start
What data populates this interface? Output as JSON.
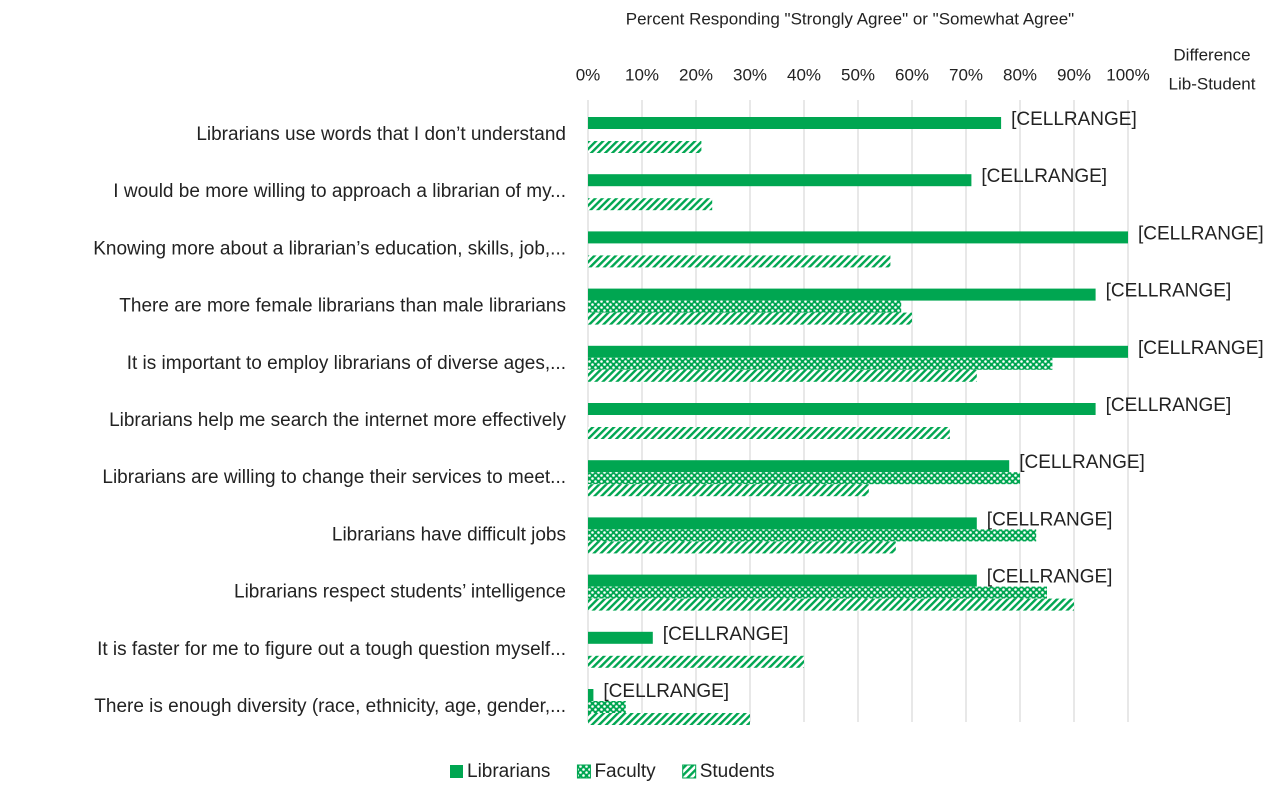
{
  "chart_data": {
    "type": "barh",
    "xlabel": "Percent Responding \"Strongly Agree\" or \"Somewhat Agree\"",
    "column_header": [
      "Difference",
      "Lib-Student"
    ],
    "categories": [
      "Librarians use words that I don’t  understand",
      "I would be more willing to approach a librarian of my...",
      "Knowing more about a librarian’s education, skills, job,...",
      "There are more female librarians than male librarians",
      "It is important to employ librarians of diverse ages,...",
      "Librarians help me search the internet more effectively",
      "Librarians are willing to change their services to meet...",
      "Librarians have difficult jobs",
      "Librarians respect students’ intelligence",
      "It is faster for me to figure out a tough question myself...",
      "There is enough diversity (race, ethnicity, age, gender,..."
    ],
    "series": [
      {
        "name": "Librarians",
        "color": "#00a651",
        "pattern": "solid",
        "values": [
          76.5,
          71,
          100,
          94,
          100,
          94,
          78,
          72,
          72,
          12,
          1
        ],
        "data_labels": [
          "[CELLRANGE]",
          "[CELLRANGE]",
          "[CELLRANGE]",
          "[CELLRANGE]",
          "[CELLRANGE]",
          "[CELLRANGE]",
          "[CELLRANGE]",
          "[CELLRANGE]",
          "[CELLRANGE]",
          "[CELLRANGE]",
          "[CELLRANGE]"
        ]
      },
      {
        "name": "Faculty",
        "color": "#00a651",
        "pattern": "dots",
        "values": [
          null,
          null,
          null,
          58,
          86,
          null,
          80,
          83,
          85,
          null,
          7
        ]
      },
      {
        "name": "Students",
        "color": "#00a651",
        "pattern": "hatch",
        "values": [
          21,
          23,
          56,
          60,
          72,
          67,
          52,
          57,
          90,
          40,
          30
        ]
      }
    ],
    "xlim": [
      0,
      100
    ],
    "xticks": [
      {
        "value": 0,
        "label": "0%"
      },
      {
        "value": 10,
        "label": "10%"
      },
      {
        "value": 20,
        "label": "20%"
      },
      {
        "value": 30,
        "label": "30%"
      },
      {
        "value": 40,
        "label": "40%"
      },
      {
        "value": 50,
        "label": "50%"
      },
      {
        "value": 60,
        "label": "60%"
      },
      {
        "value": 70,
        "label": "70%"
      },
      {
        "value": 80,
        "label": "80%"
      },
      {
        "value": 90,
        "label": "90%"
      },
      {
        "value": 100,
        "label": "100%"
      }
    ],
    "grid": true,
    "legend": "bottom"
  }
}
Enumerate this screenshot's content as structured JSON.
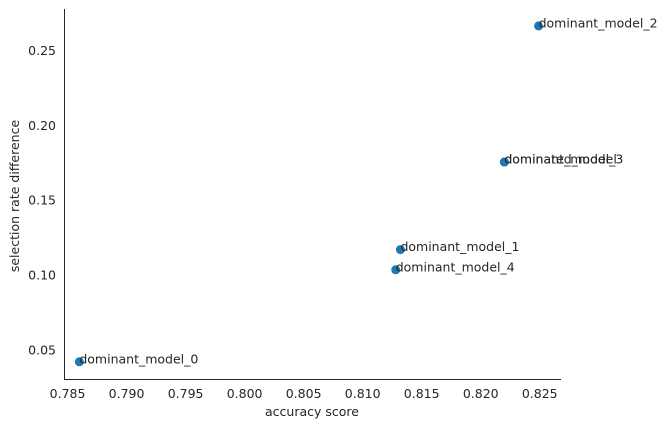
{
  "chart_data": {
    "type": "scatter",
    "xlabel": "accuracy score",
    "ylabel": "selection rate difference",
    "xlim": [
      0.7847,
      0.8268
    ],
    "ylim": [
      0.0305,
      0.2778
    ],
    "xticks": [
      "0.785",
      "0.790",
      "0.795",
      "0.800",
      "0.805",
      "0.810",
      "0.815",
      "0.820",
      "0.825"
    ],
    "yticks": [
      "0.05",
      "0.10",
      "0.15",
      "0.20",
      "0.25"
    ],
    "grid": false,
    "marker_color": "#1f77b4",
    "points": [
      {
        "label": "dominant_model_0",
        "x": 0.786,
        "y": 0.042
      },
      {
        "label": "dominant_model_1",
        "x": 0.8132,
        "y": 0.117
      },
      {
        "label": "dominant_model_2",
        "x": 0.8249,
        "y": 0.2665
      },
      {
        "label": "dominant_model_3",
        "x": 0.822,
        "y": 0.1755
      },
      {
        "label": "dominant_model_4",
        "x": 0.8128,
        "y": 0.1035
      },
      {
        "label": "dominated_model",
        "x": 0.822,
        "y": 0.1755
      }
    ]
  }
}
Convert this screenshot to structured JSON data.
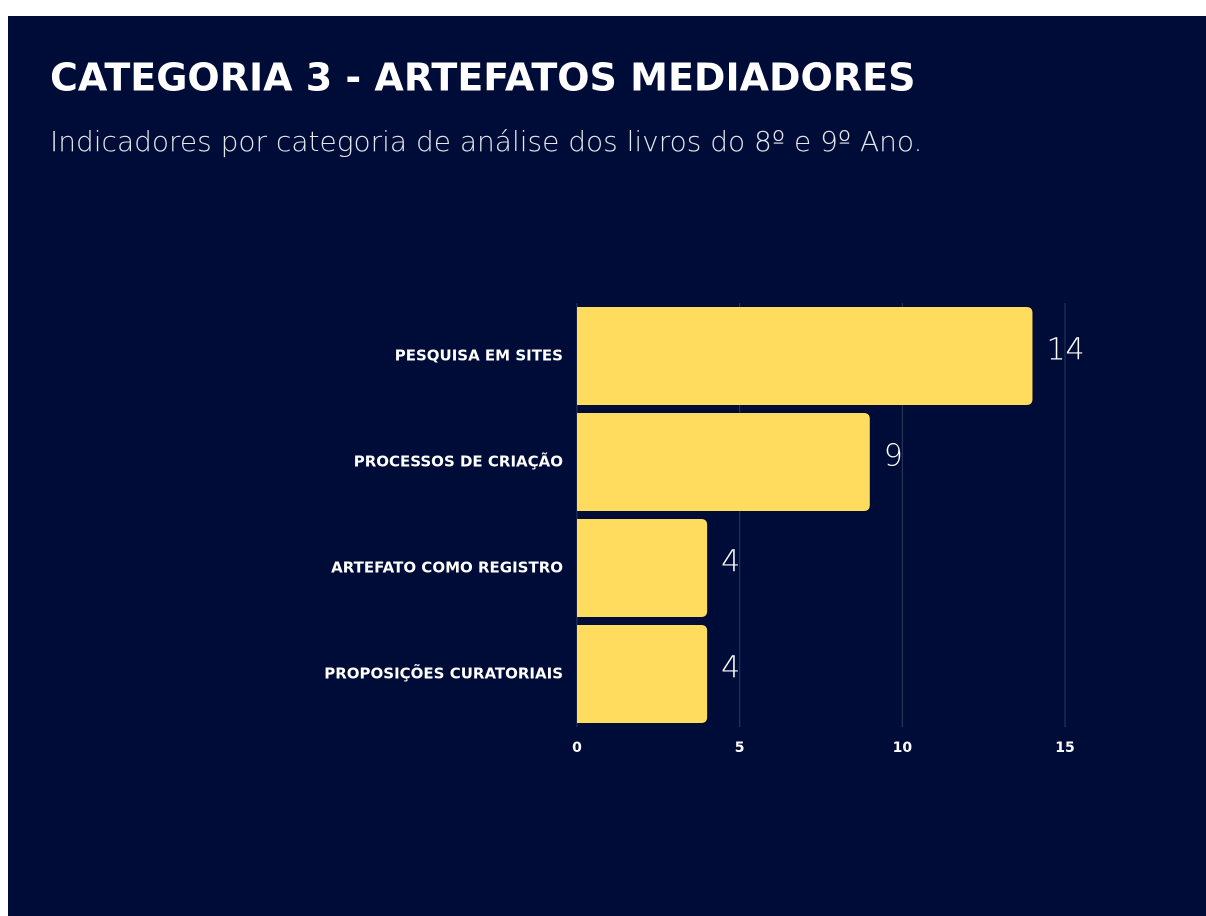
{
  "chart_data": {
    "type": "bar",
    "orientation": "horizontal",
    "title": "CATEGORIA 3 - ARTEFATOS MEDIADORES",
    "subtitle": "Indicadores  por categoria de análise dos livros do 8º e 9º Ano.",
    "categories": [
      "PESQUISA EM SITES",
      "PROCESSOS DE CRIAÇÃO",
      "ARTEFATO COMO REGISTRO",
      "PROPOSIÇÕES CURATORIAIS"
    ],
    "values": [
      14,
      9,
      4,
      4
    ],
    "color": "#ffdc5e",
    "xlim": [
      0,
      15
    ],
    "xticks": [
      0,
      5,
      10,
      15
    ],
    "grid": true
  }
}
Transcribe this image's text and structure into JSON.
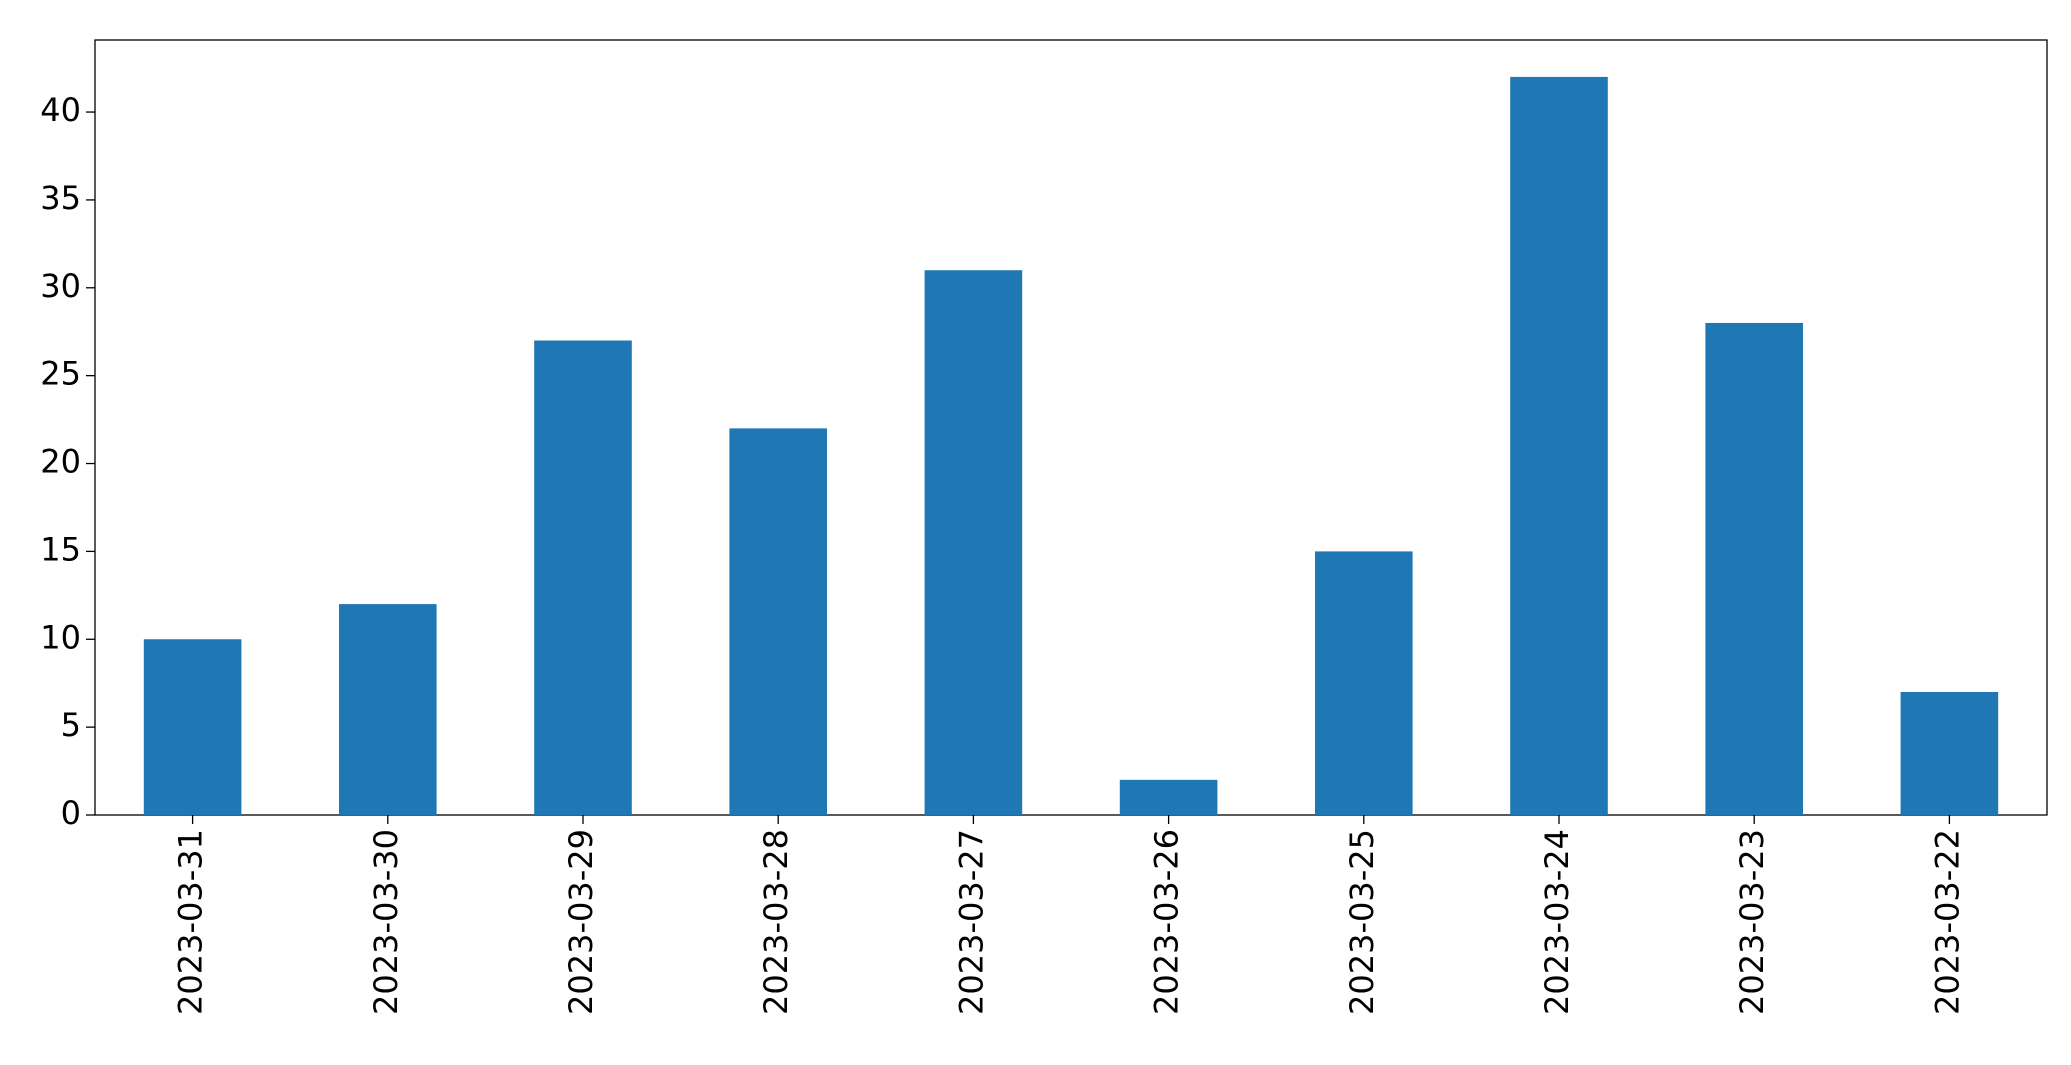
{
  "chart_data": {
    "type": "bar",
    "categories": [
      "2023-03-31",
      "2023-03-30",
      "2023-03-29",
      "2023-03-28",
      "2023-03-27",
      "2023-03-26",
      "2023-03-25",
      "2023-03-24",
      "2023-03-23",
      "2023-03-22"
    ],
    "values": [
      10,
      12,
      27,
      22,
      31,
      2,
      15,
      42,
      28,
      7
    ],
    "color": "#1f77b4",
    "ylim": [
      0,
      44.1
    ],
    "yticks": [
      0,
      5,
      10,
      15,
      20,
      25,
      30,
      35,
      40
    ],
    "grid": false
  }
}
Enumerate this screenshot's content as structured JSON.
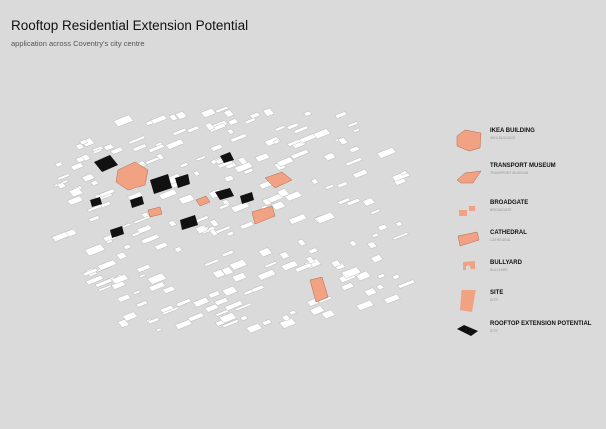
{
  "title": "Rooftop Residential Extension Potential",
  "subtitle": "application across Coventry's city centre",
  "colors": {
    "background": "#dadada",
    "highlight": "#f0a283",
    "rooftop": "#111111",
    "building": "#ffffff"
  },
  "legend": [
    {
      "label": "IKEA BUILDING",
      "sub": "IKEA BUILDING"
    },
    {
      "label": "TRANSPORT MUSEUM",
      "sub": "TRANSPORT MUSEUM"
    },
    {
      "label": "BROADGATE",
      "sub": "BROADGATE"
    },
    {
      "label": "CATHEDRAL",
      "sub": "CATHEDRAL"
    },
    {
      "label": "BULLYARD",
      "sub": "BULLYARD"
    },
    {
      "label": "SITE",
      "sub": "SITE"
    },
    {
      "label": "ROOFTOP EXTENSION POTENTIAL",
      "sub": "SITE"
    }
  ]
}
end
**Exercise description:**
Copy out all lines where the word "xlabel" appears.

**Exercise response:**
    "xlabel": "Percent Responding \"Strongly Agree\" or \"Somewhat Agree\"",
    "xlabel": "accuracy score",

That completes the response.